> _Exercise directions_
Make an exact copy of all the entries below, with the pictures left out.

Figure data in JSON:
--- --- ---

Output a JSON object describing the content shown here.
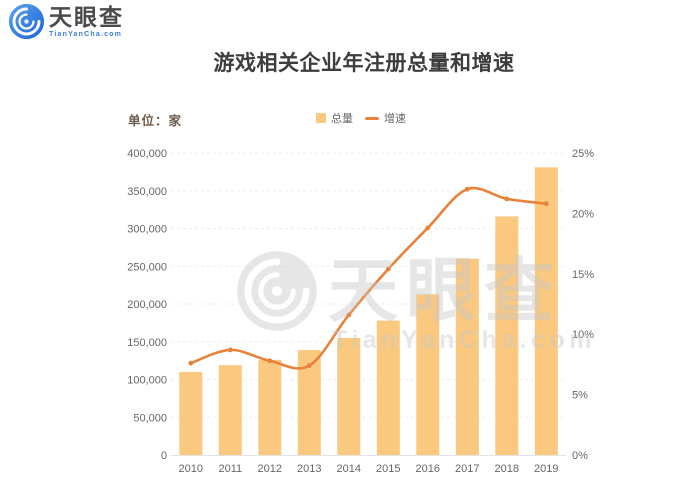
{
  "header": {
    "logo_text": "天眼查",
    "logo_subtext": "TianYanCha.com",
    "logo_color": "#2e78df"
  },
  "unit_label": "单位：家",
  "watermark": {
    "text": "天眼查",
    "subtext": "TianYanCha.com"
  },
  "chart_data": {
    "type": "bar+line",
    "title": "游戏相关企业年注册总量和增速",
    "categories": [
      "2010",
      "2011",
      "2012",
      "2013",
      "2014",
      "2015",
      "2016",
      "2017",
      "2018",
      "2019"
    ],
    "series": [
      {
        "name": "总量",
        "type": "bar",
        "axis": "left",
        "color": "#FAC87E",
        "values": [
          110000,
          119000,
          126000,
          139000,
          155000,
          178000,
          213000,
          260000,
          316000,
          381000
        ]
      },
      {
        "name": "增速",
        "type": "line",
        "axis": "right",
        "color": "#E8823A",
        "values": [
          7.6,
          8.7,
          7.8,
          7.4,
          11.6,
          15.4,
          18.8,
          22.0,
          21.2,
          20.8
        ]
      }
    ],
    "left_axis": {
      "min": 0,
      "max": 400000,
      "tick_step": 50000,
      "ticks": [
        "0",
        "50,000",
        "100,000",
        "150,000",
        "200,000",
        "250,000",
        "300,000",
        "350,000",
        "400,000"
      ]
    },
    "right_axis": {
      "min": 0,
      "max": 25,
      "tick_step": 5,
      "ticks": [
        "0%",
        "5%",
        "10%",
        "15%",
        "20%",
        "25%"
      ]
    },
    "grid": "dashed-horizontal",
    "legend_position": "top-center"
  }
}
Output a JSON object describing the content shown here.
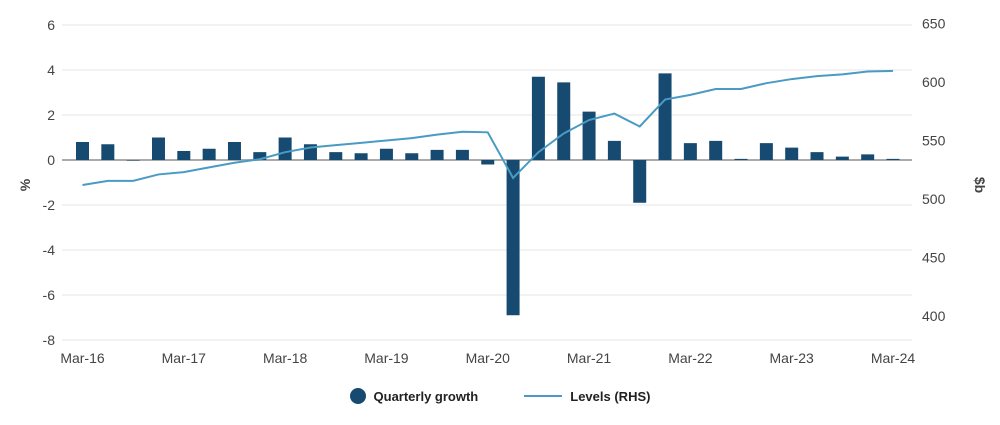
{
  "chart_data": {
    "type": "bar+line",
    "categories": [
      "Mar-16",
      "Jun-16",
      "Sep-16",
      "Dec-16",
      "Mar-17",
      "Jun-17",
      "Sep-17",
      "Dec-17",
      "Mar-18",
      "Jun-18",
      "Sep-18",
      "Dec-18",
      "Mar-19",
      "Jun-19",
      "Sep-19",
      "Dec-19",
      "Mar-20",
      "Jun-20",
      "Sep-20",
      "Dec-20",
      "Mar-21",
      "Jun-21",
      "Sep-21",
      "Dec-21",
      "Mar-22",
      "Jun-22",
      "Sep-22",
      "Dec-22",
      "Mar-23",
      "Jun-23",
      "Sep-23",
      "Dec-23",
      "Mar-24"
    ],
    "x_tick_labels": [
      "Mar-16",
      "Mar-17",
      "Mar-18",
      "Mar-19",
      "Mar-20",
      "Mar-21",
      "Mar-22",
      "Mar-23",
      "Mar-24"
    ],
    "series": [
      {
        "name": "Quarterly growth",
        "type": "bar",
        "axis": "left",
        "color": "#174a70",
        "values": [
          0.8,
          0.7,
          0.0,
          1.0,
          0.4,
          0.5,
          0.8,
          0.35,
          1.0,
          0.7,
          0.35,
          0.3,
          0.5,
          0.3,
          0.45,
          0.45,
          -0.2,
          -6.9,
          3.7,
          3.45,
          2.15,
          0.85,
          -1.9,
          3.85,
          0.75,
          0.85,
          0.05,
          0.75,
          0.55,
          0.35,
          0.15,
          0.25,
          0.05
        ]
      },
      {
        "name": "Levels (RHS)",
        "type": "line",
        "axis": "right",
        "color": "#4a9bc4",
        "values": [
          512,
          515.5,
          515.5,
          521,
          523,
          527,
          531,
          534,
          540,
          544,
          546,
          548,
          550,
          552,
          555,
          557.5,
          557,
          518,
          540,
          556,
          567.5,
          573,
          562,
          585,
          589,
          594,
          594,
          599,
          602.5,
          605,
          606.5,
          609,
          609.5
        ]
      }
    ],
    "ylabel": "%",
    "ylim": [
      -8,
      6
    ],
    "yticks": [
      "-8",
      "-6",
      "-4",
      "-2",
      "0",
      "2",
      "4",
      "6"
    ],
    "y2label": "$b",
    "y2lim": [
      380,
      650
    ],
    "y2ticks": [
      "400",
      "450",
      "500",
      "550",
      "600",
      "650"
    ],
    "grid": true,
    "legend": "bottom"
  }
}
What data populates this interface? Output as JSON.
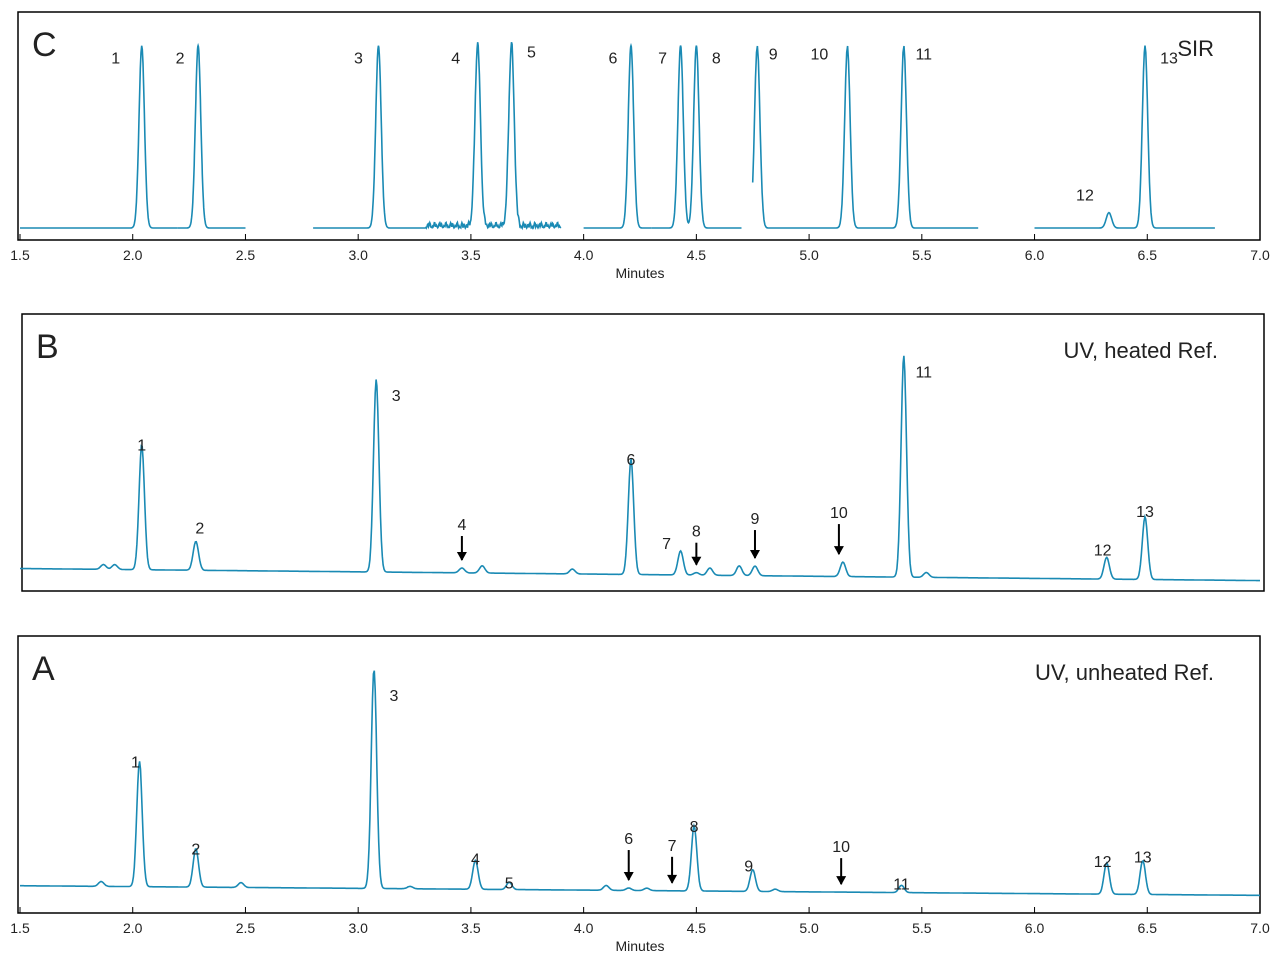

--- --- ---

> _Completed task_
Output a JSON object describing the content shown here.
{
  "header": {
    "logo_text": "天眼查",
    "logo_subtext": "TianYanCha.com",
    "logo_color": "#2e78df"
  },
  "unit_label": "单位：家",
  "watermark": {
    "text": "天眼查",
    "subtext": "TianYanCha.com"
  },
  "chart_data": {
    "type": "bar+line",
    "title": "游戏相关企业年注册总量和增速",
    "categories": [
      "2010",
      "2011",
      "2012",
      "2013",
      "2014",
      "2015",
      "2016",
      "2017",
      "2018",
      "2019"
    ],
    "series": [
      {
        "name": "总量",
        "type": "bar",
        "axis": "left",
        "color": "#FAC87E",
        "values": [
          110000,
          119000,
          126000,
          139000,
          155000,
          178000,
          213000,
          260000,
          316000,
          381000
        ]
      },
      {
        "name": "增速",
        "type": "line",
        "axis": "right",
        "color": "#E8823A",
        "values": [
          7.6,
          8.7,
          7.8,
          7.4,
          11.6,
          15.4,
          18.8,
          22.0,
          21.2,
          20.8
        ]
      }
    ],
    "left_axis": {
      "min": 0,
      "max": 400000,
      "tick_step": 50000,
      "ticks": [
        "0",
        "50,000",
        "100,000",
        "150,000",
        "200,000",
        "250,000",
        "300,000",
        "350,000",
        "400,000"
      ]
    },
    "right_axis": {
      "min": 0,
      "max": 25,
      "tick_step": 5,
      "ticks": [
        "0%",
        "5%",
        "10%",
        "15%",
        "20%",
        "25%"
      ]
    },
    "grid": "dashed-horizontal",
    "legend_position": "top-center"
  }
}
Output a JSON object describing the content shown here.
{
  "chart_data": {
    "type": "bar+line",
    "categories": [
      "Mar-16",
      "Jun-16",
      "Sep-16",
      "Dec-16",
      "Mar-17",
      "Jun-17",
      "Sep-17",
      "Dec-17",
      "Mar-18",
      "Jun-18",
      "Sep-18",
      "Dec-18",
      "Mar-19",
      "Jun-19",
      "Sep-19",
      "Dec-19",
      "Mar-20",
      "Jun-20",
      "Sep-20",
      "Dec-20",
      "Mar-21",
      "Jun-21",
      "Sep-21",
      "Dec-21",
      "Mar-22",
      "Jun-22",
      "Sep-22",
      "Dec-22",
      "Mar-23",
      "Jun-23",
      "Sep-23",
      "Dec-23",
      "Mar-24"
    ],
    "x_tick_labels": [
      "Mar-16",
      "Mar-17",
      "Mar-18",
      "Mar-19",
      "Mar-20",
      "Mar-21",
      "Mar-22",
      "Mar-23",
      "Mar-24"
    ],
    "series": [
      {
        "name": "Quarterly growth",
        "type": "bar",
        "axis": "left",
        "color": "#174a70",
        "values": [
          0.8,
          0.7,
          0.0,
          1.0,
          0.4,
          0.5,
          0.8,
          0.35,
          1.0,
          0.7,
          0.35,
          0.3,
          0.5,
          0.3,
          0.45,
          0.45,
          -0.2,
          -6.9,
          3.7,
          3.45,
          2.15,
          0.85,
          -1.9,
          3.85,
          0.75,
          0.85,
          0.05,
          0.75,
          0.55,
          0.35,
          0.15,
          0.25,
          0.05
        ]
      },
      {
        "name": "Levels (RHS)",
        "type": "line",
        "axis": "right",
        "color": "#4a9bc4",
        "values": [
          512,
          515.5,
          515.5,
          521,
          523,
          527,
          531,
          534,
          540,
          544,
          546,
          548,
          550,
          552,
          555,
          557.5,
          557,
          518,
          540,
          556,
          567.5,
          573,
          562,
          585,
          589,
          594,
          594,
          599,
          602.5,
          605,
          606.5,
          609,
          609.5
        ]
      }
    ],
    "ylabel": "%",
    "ylim": [
      -8,
      6
    ],
    "yticks": [
      "-8",
      "-6",
      "-4",
      "-2",
      "0",
      "2",
      "4",
      "6"
    ],
    "y2label": "$b",
    "y2lim": [
      380,
      650
    ],
    "y2ticks": [
      "400",
      "450",
      "500",
      "550",
      "600",
      "650"
    ],
    "grid": true,
    "legend": "bottom"
  }
}
What data populates this interface? Output as JSON.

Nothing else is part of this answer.